==== ITEMS
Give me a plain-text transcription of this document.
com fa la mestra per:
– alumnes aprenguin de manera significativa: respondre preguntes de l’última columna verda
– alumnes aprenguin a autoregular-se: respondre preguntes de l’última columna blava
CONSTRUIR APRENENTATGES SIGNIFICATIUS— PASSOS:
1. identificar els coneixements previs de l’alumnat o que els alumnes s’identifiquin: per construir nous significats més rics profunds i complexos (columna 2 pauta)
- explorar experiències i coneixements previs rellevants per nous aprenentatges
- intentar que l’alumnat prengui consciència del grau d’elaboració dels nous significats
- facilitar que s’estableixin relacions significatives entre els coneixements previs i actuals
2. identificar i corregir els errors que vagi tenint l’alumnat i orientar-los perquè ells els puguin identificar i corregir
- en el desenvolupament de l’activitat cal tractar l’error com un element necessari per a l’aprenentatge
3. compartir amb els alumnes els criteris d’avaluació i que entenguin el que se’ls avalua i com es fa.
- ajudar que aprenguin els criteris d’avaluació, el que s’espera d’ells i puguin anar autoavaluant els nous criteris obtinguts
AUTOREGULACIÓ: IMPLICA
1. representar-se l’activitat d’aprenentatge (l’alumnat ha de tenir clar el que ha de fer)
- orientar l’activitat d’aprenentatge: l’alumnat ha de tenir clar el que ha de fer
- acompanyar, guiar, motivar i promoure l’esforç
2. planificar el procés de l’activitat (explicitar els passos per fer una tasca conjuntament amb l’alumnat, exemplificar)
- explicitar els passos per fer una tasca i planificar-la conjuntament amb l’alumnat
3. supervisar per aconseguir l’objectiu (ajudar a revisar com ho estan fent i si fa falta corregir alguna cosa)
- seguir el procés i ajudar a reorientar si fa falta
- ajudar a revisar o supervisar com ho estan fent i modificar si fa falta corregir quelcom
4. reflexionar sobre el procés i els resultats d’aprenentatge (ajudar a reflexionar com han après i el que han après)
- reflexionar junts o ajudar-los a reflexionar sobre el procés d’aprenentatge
========
### [WHAT IS BEING ASKED]
Could you quote the material above in full, exactly as it stands?

### [IN RESPONSE]
Give me a plain-text transcription of this document.
com fa la mestra per:
– alumnes aprenguin de manera significativa: respondre preguntes de l’última columna verda
– alumnes aprenguin a autoregular-se: respondre preguntes de l’última columna blava
CONSTRUIR APRENENTATGES SIGNIFICATIUS— PASSOS:
1. identificar els coneixements previs de l’alumnat o que els alumnes s’identifiquin: per construir nous significats més rics profunds i complexos (columna 2 pauta)
- explorar experiències i coneixements previs rellevants per nous aprenentatges
- intentar que l’alumnat prengui consciència del grau d’elaboració dels nous significats
- facilitar que s’estableixin relacions significatives entre els coneixements previs i actuals
2. identificar i corregir els errors que vagi tenint l’alumnat i orientar-los perquè ells els puguin identificar i corregir
- en el desenvolupament de l’activitat cal tractar l’error com un element necessari per a l’aprenentatge
3. compartir amb els alumnes els criteris d’avaluació i que entenguin el que se’ls avalua i com es fa.
- ajudar que aprenguin els criteris d’avaluació, el que s’espera d’ells i puguin anar autoavaluant els nous criteris obtinguts
AUTOREGULACIÓ: IMPLICA
1. representar-se l’activitat d’aprenentatge (l’alumnat ha de tenir clar el que ha de fer)
- orientar l’activitat d’aprenentatge: l’alumnat ha de tenir clar el que ha de fer
- acompanyar, guiar, motivar i promoure l’esforç
2. planificar el procés de l’activitat (explicitar els passos per fer una tasca conjuntament amb l’alumnat, exemplificar)
- explicitar els passos per fer una tasca i planificar-la conjuntament amb l’alumnat
3. supervisar per aconseguir l’objectiu (ajudar a revisar com ho estan fent i si fa falta corregir alguna cosa)
- seguir el procés i ajudar a reorientar si fa falta
- ajudar a revisar o supervisar com ho estan fent i modificar si fa falta corregir quelcom
4. reflexionar sobre el procés i els resultats d’aprenentatge (ajudar a reflexionar com han après i el que han après)
- reflexionar junts o ajudar-los a reflexionar sobre el procés d’aprenentatge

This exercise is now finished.